**SUPPLIED INFORMATION**
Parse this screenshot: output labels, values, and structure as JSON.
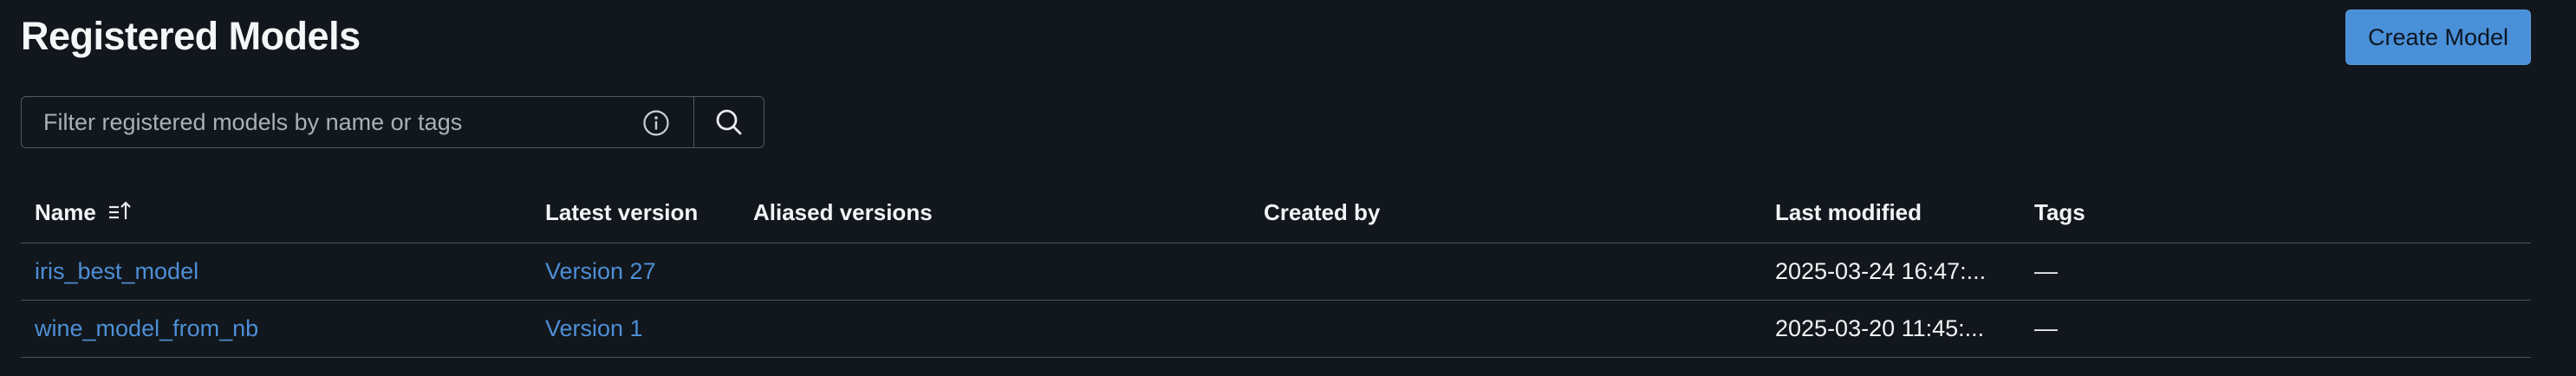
{
  "header": {
    "title": "Registered Models",
    "create_button_label": "Create Model"
  },
  "search": {
    "placeholder": "Filter registered models by name or tags",
    "value": "",
    "info_icon": "info-icon",
    "search_icon": "search-icon"
  },
  "table": {
    "columns": [
      {
        "label": "Name",
        "sort_icon": "sort-ascending-icon"
      },
      {
        "label": "Latest version"
      },
      {
        "label": "Aliased versions"
      },
      {
        "label": "Created by"
      },
      {
        "label": "Last modified"
      },
      {
        "label": "Tags"
      }
    ],
    "rows": [
      {
        "name": "iris_best_model",
        "latest_version": "Version 27",
        "aliased_versions": "",
        "created_by": "",
        "last_modified": "2025-03-24 16:47:...",
        "tags": "—"
      },
      {
        "name": "wine_model_from_nb",
        "latest_version": "Version 1",
        "aliased_versions": "",
        "created_by": "",
        "last_modified": "2025-03-20 11:45:...",
        "tags": "—"
      }
    ]
  },
  "colors": {
    "background": "#11171c",
    "accent": "#4a90d9",
    "link": "#4e8ed6",
    "border": "#4a535b"
  }
}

**STATED GOAL**
Skip the pictures and print each record exactly as it stands.

**RESPONSE TO THIS TASK**
Parse this screenshot: output labels, values, and structure as JSON.
{
  "header": {
    "title": "Registered Models",
    "create_button_label": "Create Model"
  },
  "search": {
    "placeholder": "Filter registered models by name or tags",
    "value": "",
    "info_icon": "info-icon",
    "search_icon": "search-icon"
  },
  "table": {
    "columns": [
      {
        "label": "Name",
        "sort_icon": "sort-ascending-icon"
      },
      {
        "label": "Latest version"
      },
      {
        "label": "Aliased versions"
      },
      {
        "label": "Created by"
      },
      {
        "label": "Last modified"
      },
      {
        "label": "Tags"
      }
    ],
    "rows": [
      {
        "name": "iris_best_model",
        "latest_version": "Version 27",
        "aliased_versions": "",
        "created_by": "",
        "last_modified": "2025-03-24 16:47:...",
        "tags": "—"
      },
      {
        "name": "wine_model_from_nb",
        "latest_version": "Version 1",
        "aliased_versions": "",
        "created_by": "",
        "last_modified": "2025-03-20 11:45:...",
        "tags": "—"
      }
    ]
  },
  "colors": {
    "background": "#11171c",
    "accent": "#4a90d9",
    "link": "#4e8ed6",
    "border": "#4a535b"
  }
}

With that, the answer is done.